**Exercise aim:** Copy each line of the entries that contains the word "problem".

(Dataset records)
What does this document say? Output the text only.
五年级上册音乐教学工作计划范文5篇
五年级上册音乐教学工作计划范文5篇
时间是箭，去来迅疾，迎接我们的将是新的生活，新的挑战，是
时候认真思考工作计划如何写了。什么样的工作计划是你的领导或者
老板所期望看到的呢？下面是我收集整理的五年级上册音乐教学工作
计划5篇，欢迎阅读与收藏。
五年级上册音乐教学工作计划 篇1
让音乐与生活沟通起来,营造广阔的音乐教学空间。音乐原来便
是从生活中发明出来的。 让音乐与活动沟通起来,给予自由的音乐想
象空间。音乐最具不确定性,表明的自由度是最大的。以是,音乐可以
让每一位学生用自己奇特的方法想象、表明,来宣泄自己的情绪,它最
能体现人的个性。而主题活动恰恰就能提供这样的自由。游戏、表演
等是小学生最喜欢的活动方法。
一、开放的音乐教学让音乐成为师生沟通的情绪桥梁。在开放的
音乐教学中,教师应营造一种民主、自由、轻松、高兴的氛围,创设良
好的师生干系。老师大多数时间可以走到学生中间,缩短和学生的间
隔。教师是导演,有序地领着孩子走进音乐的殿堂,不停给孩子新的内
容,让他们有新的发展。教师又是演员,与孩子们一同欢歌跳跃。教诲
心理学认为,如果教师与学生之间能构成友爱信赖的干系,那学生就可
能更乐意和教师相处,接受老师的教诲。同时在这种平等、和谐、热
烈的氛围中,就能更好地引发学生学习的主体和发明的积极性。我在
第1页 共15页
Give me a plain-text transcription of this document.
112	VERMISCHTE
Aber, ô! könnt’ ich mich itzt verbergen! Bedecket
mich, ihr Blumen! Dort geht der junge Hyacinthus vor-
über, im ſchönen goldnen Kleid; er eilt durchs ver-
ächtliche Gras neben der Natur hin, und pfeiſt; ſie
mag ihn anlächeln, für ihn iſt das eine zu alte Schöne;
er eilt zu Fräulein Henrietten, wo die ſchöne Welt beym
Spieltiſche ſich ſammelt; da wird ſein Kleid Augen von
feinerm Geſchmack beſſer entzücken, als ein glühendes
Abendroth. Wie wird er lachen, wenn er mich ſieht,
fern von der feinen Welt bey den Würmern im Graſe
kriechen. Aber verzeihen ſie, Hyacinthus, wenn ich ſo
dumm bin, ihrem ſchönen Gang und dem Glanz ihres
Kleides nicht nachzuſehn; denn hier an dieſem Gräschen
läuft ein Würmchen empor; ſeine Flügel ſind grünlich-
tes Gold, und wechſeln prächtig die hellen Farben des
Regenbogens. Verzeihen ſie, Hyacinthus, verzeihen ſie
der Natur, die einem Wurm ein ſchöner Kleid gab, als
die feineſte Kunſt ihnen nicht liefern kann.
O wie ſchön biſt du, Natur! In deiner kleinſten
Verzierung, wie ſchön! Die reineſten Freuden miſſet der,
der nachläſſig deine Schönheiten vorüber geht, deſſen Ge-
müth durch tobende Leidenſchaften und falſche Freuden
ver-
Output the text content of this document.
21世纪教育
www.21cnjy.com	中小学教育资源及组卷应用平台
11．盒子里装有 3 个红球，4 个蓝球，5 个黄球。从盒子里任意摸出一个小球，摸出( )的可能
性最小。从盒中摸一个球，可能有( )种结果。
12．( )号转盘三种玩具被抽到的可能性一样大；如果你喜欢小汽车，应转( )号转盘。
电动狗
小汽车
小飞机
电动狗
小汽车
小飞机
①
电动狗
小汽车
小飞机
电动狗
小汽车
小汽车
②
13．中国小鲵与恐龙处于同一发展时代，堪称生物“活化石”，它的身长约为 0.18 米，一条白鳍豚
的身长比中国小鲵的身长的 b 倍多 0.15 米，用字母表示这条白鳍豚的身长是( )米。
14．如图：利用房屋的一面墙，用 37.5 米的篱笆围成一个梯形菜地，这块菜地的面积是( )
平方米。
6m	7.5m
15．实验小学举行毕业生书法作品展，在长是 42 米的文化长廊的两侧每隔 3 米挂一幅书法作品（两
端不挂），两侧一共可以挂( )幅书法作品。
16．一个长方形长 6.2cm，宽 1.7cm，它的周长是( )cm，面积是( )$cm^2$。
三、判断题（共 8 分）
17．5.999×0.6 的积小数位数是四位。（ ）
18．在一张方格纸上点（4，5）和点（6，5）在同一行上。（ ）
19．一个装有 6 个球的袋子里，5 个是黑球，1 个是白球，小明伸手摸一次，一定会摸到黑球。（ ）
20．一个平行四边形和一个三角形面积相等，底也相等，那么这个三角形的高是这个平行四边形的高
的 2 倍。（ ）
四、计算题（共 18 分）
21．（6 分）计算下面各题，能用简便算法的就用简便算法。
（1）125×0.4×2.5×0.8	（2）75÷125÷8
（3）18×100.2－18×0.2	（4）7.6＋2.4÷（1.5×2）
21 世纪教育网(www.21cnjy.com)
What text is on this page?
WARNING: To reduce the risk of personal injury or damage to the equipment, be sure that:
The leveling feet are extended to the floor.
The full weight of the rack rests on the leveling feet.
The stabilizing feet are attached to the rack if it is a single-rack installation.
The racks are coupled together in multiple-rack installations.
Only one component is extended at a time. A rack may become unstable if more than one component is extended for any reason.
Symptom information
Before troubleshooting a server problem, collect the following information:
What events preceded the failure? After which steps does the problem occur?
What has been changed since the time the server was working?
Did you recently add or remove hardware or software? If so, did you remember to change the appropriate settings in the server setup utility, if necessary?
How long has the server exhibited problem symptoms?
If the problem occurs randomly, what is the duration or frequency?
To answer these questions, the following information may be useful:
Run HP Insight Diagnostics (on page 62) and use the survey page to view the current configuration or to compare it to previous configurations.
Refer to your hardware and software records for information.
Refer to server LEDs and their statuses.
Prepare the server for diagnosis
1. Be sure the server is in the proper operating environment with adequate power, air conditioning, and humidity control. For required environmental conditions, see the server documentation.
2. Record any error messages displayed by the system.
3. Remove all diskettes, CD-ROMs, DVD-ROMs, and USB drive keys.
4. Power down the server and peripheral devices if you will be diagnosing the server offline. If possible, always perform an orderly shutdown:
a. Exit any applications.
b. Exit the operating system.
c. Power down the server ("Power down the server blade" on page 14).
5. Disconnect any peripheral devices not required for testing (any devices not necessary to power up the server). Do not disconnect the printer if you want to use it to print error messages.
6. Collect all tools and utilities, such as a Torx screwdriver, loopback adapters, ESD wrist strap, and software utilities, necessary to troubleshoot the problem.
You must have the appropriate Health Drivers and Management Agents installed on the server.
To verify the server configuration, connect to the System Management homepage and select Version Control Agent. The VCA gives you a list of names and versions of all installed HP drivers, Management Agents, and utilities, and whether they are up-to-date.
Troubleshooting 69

**In response:**
Before troubleshooting a server problem, collect the following information:
What events preceded the failure? After which steps does the problem occur?
How long has the server exhibited problem symptoms?
If the problem occurs randomly, what is the duration or frequency?
6. Collect all tools and utilities, such as a Torx screwdriver, loopback adapters, ESD wrist strap, and software utilities, necessary to troubleshoot the problem.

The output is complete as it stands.